- [Provided data]
^^^^^^^^

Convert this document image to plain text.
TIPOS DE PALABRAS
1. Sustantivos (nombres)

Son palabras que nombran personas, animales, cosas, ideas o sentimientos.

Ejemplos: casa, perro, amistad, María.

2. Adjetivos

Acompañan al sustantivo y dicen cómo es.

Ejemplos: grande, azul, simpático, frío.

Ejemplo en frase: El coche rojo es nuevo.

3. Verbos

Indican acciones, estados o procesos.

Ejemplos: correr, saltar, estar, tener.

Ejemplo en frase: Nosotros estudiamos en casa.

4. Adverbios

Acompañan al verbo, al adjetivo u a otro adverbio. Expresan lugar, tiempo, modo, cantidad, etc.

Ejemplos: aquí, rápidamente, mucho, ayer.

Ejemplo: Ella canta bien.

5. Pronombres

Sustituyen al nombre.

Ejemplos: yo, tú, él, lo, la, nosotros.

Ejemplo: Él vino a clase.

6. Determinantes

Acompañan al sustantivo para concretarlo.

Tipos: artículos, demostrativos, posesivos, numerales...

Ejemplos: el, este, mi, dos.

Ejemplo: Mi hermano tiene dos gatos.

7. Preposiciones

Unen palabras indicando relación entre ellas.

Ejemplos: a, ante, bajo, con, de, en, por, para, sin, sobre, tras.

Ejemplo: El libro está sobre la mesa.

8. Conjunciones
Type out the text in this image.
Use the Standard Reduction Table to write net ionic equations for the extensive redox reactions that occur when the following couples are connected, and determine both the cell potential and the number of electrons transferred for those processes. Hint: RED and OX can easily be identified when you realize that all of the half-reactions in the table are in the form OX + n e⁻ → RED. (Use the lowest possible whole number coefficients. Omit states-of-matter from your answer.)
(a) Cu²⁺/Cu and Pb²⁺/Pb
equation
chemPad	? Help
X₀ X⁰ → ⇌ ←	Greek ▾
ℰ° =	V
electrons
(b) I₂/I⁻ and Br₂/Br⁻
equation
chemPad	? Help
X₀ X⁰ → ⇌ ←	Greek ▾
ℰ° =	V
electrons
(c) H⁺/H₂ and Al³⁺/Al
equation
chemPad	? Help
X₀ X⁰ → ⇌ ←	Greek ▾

^^^^^^^^

- [Problem] Write the entries again, exactly as they stand.

- [Exercise output]
Convert this document image to plain text.
TIPOS DE PALABRAS
1. Sustantivos (nombres)

Son palabras que nombran personas, animales, cosas, ideas o sentimientos.

Ejemplos: casa, perro, amistad, María.

2. Adjetivos

Acompañan al sustantivo y dicen cómo es.

Ejemplos: grande, azul, simpático, frío.

Ejemplo en frase: El coche rojo es nuevo.

3. Verbos

Indican acciones, estados o procesos.

Ejemplos: correr, saltar, estar, tener.

Ejemplo en frase: Nosotros estudiamos en casa.

4. Adverbios

Acompañan al verbo, al adjetivo u a otro adverbio. Expresan lugar, tiempo, modo, cantidad, etc.

Ejemplos: aquí, rápidamente, mucho, ayer.

Ejemplo: Ella canta bien.

5. Pronombres

Sustituyen al nombre.

Ejemplos: yo, tú, él, lo, la, nosotros.

Ejemplo: Él vino a clase.

6. Determinantes

Acompañan al sustantivo para concretarlo.

Tipos: artículos, demostrativos, posesivos, numerales...

Ejemplos: el, este, mi, dos.

Ejemplo: Mi hermano tiene dos gatos.

7. Preposiciones

Unen palabras indicando relación entre ellas.

Ejemplos: a, ante, bajo, con, de, en, por, para, sin, sobre, tras.

Ejemplo: El libro está sobre la mesa.

8. Conjunciones
Type out the text in this image.
Use the Standard Reduction Table to write net ionic equations for the extensive redox reactions that occur when the following couples are connected, and determine both the cell potential and the number of electrons transferred for those processes. Hint: RED and OX can easily be identified when you realize that all of the half-reactions in the table are in the form OX + n e⁻ → RED. (Use the lowest possible whole number coefficients. Omit states-of-matter from your answer.)
(a) Cu²⁺/Cu and Pb²⁺/Pb
equation
chemPad	? Help
X₀ X⁰ → ⇌ ←	Greek ▾
ℰ° =	V
electrons
(b) I₂/I⁻ and Br₂/Br⁻
equation
chemPad	? Help
X₀ X⁰ → ⇌ ←	Greek ▾
ℰ° =	V
electrons
(c) H⁺/H₂ and Al³⁺/Al
equation
chemPad	? Help
X₀ X⁰ → ⇌ ←	Greek ▾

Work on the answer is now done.